━━ Records for the exercise ━━

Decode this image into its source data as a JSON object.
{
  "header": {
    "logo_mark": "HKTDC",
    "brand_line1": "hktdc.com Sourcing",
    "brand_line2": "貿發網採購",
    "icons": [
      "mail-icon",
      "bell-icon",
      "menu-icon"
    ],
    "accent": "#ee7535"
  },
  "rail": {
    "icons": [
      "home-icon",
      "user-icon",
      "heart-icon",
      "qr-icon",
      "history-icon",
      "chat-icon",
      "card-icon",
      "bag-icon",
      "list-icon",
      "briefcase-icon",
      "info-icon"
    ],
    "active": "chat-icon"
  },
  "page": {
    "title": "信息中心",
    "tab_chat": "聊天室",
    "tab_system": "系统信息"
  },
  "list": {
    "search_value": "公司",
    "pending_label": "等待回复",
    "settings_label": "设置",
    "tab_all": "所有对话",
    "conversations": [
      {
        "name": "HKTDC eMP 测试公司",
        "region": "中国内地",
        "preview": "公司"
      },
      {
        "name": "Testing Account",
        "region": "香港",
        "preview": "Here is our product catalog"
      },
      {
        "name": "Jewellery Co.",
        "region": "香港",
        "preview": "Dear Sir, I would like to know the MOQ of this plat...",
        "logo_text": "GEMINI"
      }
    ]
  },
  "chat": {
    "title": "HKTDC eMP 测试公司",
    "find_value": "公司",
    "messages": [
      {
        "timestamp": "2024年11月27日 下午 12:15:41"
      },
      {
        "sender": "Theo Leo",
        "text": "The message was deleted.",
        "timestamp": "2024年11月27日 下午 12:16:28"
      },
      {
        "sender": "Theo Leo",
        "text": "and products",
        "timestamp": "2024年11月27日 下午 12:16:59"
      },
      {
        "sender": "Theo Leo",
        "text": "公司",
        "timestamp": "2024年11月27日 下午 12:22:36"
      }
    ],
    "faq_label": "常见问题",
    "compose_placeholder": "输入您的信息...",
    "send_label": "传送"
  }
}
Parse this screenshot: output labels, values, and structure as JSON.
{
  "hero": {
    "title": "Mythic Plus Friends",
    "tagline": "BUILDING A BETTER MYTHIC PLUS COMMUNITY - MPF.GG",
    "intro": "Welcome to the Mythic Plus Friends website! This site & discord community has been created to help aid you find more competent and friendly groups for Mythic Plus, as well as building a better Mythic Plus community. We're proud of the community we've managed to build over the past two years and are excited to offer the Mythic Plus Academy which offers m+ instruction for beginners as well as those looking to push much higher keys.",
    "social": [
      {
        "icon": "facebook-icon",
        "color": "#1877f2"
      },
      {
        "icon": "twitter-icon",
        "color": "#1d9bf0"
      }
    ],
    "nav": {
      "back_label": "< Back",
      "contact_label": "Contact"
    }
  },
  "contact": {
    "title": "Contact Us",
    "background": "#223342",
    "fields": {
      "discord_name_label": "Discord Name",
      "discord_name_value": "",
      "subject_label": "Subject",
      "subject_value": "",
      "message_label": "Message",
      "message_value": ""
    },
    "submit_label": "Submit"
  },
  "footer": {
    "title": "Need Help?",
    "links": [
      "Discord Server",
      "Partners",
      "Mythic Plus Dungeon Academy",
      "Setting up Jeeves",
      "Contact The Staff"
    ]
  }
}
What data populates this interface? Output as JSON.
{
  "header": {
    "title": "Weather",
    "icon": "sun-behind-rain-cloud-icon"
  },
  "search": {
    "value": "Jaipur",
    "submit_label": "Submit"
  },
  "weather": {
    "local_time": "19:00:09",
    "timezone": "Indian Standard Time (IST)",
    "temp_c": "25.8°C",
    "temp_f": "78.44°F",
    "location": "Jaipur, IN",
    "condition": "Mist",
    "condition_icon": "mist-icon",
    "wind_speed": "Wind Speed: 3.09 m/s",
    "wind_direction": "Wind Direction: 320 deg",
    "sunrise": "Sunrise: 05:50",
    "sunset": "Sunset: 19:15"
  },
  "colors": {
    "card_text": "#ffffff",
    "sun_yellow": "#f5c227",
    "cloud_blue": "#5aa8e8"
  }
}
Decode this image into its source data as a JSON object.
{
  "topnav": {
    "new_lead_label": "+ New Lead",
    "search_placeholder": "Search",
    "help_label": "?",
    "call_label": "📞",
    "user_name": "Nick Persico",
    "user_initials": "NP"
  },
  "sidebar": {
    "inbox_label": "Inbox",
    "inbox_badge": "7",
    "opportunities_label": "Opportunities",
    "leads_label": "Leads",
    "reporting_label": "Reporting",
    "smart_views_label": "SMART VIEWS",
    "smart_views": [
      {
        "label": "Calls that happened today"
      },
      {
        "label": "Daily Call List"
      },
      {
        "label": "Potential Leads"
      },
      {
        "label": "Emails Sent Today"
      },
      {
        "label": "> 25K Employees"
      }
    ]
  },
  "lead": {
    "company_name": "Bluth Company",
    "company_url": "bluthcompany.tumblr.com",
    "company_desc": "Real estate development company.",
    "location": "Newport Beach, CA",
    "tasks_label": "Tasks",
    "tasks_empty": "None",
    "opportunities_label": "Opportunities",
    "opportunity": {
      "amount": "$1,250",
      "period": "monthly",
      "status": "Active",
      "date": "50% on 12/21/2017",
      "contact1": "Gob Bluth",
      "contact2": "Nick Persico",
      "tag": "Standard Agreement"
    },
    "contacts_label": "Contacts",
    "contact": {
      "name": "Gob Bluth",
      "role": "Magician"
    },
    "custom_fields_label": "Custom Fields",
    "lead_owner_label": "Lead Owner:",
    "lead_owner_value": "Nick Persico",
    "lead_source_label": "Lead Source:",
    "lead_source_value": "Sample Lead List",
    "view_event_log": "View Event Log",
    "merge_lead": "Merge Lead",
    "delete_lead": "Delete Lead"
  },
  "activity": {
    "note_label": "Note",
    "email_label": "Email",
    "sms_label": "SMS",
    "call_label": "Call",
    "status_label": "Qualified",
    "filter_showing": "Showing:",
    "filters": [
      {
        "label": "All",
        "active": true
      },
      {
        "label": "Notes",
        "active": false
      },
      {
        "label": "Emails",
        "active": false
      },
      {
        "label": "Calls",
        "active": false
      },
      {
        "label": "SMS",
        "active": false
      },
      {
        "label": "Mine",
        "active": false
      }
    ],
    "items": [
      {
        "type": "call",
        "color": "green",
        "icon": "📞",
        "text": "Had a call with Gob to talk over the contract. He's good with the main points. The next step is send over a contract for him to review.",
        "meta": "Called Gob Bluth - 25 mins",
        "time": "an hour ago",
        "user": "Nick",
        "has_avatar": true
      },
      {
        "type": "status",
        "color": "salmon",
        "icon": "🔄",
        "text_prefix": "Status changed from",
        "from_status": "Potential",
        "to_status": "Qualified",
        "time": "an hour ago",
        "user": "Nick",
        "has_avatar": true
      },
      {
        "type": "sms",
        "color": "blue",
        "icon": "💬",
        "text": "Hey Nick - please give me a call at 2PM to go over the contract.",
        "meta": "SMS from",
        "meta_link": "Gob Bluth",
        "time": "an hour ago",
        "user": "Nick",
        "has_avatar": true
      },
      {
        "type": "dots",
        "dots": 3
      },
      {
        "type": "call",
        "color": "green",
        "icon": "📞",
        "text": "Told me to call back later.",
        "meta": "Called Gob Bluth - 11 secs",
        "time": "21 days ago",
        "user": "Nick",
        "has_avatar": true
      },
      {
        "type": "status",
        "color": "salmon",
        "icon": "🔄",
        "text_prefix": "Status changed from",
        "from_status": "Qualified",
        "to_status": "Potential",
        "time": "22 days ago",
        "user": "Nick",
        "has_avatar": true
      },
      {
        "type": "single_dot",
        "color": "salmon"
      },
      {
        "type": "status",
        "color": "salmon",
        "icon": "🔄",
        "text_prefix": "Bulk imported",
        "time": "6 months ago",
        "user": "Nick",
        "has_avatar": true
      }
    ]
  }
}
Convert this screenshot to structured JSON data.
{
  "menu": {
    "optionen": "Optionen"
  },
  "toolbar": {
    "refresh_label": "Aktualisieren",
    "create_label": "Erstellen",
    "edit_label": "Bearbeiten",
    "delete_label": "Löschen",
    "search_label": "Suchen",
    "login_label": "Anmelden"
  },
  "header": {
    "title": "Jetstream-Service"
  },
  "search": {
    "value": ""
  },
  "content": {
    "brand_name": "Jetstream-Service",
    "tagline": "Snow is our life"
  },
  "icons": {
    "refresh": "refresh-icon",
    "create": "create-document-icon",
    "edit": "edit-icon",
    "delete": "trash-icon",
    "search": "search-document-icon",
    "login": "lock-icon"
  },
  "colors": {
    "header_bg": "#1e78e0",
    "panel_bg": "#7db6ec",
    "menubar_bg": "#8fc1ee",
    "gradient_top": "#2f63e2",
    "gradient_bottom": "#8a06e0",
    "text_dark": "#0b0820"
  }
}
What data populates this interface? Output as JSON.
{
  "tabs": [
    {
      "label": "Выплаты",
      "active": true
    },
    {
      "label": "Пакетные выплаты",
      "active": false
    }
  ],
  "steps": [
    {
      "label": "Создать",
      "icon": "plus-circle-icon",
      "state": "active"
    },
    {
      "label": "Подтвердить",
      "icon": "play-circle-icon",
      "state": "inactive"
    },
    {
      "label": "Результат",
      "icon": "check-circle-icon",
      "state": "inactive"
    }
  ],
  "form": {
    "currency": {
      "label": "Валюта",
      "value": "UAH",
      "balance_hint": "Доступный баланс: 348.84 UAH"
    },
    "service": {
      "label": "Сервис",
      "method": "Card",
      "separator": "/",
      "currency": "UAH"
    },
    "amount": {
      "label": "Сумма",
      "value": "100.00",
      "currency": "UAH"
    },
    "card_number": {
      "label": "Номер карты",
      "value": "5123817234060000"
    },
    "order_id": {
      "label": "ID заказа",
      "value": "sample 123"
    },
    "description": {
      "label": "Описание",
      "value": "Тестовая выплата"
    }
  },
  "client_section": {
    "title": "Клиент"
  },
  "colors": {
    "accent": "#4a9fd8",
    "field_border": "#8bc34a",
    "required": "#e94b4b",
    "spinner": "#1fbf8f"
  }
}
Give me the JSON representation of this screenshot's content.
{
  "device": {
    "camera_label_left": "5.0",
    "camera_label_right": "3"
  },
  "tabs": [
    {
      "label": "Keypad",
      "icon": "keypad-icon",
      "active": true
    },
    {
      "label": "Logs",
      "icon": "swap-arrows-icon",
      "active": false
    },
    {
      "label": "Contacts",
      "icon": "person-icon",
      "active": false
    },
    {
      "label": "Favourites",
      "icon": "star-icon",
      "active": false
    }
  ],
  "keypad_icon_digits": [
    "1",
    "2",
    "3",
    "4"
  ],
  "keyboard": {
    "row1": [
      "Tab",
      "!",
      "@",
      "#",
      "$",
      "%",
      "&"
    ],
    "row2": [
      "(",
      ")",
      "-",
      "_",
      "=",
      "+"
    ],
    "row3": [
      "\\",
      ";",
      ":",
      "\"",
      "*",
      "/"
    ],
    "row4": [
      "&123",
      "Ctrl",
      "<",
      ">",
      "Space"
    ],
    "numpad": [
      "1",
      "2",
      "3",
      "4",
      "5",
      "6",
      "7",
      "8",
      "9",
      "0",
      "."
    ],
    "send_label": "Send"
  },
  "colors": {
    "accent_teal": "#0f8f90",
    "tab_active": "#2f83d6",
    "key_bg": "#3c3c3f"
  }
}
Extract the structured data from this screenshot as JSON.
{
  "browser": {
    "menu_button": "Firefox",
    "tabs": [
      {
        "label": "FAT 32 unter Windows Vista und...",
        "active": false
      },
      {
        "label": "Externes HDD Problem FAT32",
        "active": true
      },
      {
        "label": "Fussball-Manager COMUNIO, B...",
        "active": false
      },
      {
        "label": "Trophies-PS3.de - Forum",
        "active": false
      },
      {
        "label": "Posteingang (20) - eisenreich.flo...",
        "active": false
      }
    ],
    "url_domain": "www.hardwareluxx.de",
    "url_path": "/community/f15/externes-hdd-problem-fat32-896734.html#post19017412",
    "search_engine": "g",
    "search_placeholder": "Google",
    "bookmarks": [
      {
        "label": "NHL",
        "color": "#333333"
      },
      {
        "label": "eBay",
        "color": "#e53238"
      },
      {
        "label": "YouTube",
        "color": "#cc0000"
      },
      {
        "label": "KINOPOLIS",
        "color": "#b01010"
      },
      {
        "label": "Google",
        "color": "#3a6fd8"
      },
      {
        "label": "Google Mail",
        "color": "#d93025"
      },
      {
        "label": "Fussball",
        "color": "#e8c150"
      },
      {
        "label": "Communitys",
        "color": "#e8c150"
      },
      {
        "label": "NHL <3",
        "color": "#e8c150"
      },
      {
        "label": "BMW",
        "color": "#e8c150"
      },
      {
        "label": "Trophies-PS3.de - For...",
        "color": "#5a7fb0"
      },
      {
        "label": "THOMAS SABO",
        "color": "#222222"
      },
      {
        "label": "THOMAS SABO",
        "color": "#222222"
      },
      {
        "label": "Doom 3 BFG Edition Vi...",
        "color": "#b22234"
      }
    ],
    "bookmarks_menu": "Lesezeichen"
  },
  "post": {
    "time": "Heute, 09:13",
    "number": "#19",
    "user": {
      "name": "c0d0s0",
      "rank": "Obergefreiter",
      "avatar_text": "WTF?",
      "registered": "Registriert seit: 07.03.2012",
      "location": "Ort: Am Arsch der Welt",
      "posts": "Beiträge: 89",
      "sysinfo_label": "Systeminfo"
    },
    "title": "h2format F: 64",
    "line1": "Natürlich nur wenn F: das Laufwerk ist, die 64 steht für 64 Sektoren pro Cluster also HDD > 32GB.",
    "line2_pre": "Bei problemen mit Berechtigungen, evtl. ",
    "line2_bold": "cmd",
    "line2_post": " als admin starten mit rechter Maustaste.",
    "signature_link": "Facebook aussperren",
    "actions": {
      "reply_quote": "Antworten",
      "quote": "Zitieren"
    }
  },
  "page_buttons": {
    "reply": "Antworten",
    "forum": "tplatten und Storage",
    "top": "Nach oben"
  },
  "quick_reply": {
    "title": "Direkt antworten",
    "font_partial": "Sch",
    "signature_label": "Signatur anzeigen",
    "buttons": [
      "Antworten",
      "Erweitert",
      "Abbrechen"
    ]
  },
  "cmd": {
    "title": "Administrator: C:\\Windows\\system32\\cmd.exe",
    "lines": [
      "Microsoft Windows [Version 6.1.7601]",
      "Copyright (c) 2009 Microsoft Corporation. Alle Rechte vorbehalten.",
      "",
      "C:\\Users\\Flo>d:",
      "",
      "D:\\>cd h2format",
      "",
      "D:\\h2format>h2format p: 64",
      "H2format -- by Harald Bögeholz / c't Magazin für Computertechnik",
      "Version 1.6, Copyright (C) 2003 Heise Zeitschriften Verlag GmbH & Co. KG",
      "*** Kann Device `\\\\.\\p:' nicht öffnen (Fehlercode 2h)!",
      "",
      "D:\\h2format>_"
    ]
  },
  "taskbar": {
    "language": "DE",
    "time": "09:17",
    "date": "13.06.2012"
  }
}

━━━

» Given task
List each line of the entries that holds the string "Persico".

» The answer
    "user_name": "Nick Persico",
      "contact2": "Nick Persico",
    "lead_owner_value": "Nick Persico",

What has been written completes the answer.